Given problem –
Output every entry exactly as written, skipping any pictures.

--- Begin Record set ---

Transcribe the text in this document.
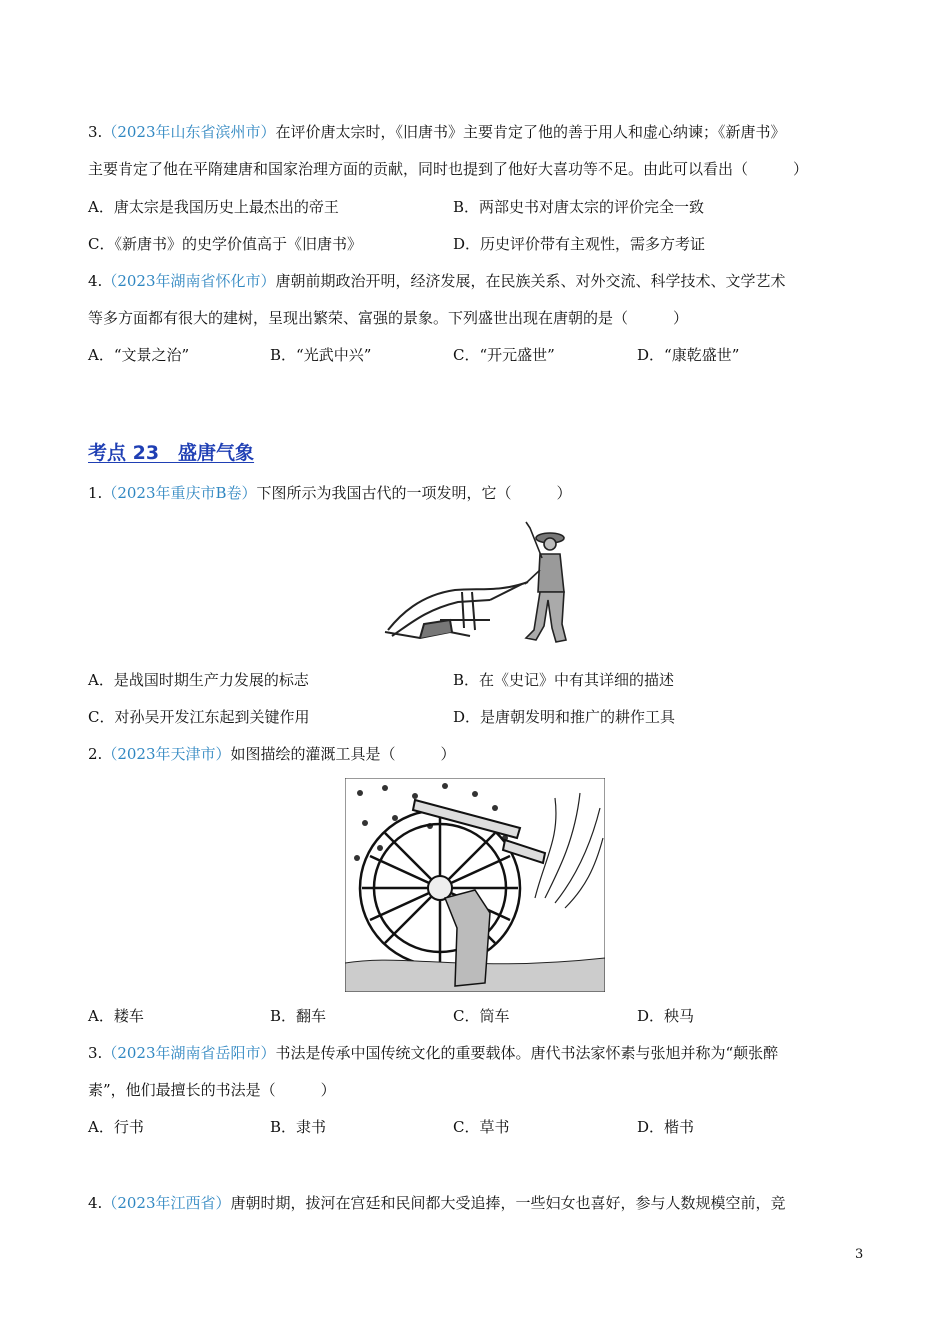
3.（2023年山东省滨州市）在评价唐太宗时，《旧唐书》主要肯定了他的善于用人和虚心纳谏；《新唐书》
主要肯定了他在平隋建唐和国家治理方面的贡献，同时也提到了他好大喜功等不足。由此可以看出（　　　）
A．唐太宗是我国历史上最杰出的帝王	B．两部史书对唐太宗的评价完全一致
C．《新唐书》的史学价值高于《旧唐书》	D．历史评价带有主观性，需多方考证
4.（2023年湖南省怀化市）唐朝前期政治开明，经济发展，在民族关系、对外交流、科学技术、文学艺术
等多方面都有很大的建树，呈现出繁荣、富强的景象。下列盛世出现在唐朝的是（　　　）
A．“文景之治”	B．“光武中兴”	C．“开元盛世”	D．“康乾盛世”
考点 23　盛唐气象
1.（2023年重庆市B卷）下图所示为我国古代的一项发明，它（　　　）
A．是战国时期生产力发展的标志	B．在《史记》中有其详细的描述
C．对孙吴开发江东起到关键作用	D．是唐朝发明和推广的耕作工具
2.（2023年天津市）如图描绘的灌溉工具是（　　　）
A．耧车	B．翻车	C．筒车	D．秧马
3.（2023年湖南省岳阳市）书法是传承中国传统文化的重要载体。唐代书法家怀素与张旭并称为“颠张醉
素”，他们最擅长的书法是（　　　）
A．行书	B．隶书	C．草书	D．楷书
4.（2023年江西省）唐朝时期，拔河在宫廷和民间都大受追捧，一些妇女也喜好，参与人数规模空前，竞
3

--- End Record set ---

Correct result –
Transcribe the text in this document.
3.（2023年山东省滨州市）在评价唐太宗时，《旧唐书》主要肯定了他的善于用人和虚心纳谏；《新唐书》
主要肯定了他在平隋建唐和国家治理方面的贡献，同时也提到了他好大喜功等不足。由此可以看出（　　　）
A．唐太宗是我国历史上最杰出的帝王	B．两部史书对唐太宗的评价完全一致
C．《新唐书》的史学价值高于《旧唐书》	D．历史评价带有主观性，需多方考证
4.（2023年湖南省怀化市）唐朝前期政治开明，经济发展，在民族关系、对外交流、科学技术、文学艺术
等多方面都有很大的建树，呈现出繁荣、富强的景象。下列盛世出现在唐朝的是（　　　）
A．“文景之治”	B．“光武中兴”	C．“开元盛世”	D．“康乾盛世”
考点 23　盛唐气象
1.（2023年重庆市B卷）下图所示为我国古代的一项发明，它（　　　）
A．是战国时期生产力发展的标志	B．在《史记》中有其详细的描述
C．对孙吴开发江东起到关键作用	D．是唐朝发明和推广的耕作工具
2.（2023年天津市）如图描绘的灌溉工具是（　　　）
A．耧车	B．翻车	C．筒车	D．秧马
3.（2023年湖南省岳阳市）书法是传承中国传统文化的重要载体。唐代书法家怀素与张旭并称为“颠张醉
素”，他们最擅长的书法是（　　　）
A．行书	B．隶书	C．草书	D．楷书
4.（2023年江西省）唐朝时期，拔河在宫廷和民间都大受追捧，一些妇女也喜好，参与人数规模空前，竞
3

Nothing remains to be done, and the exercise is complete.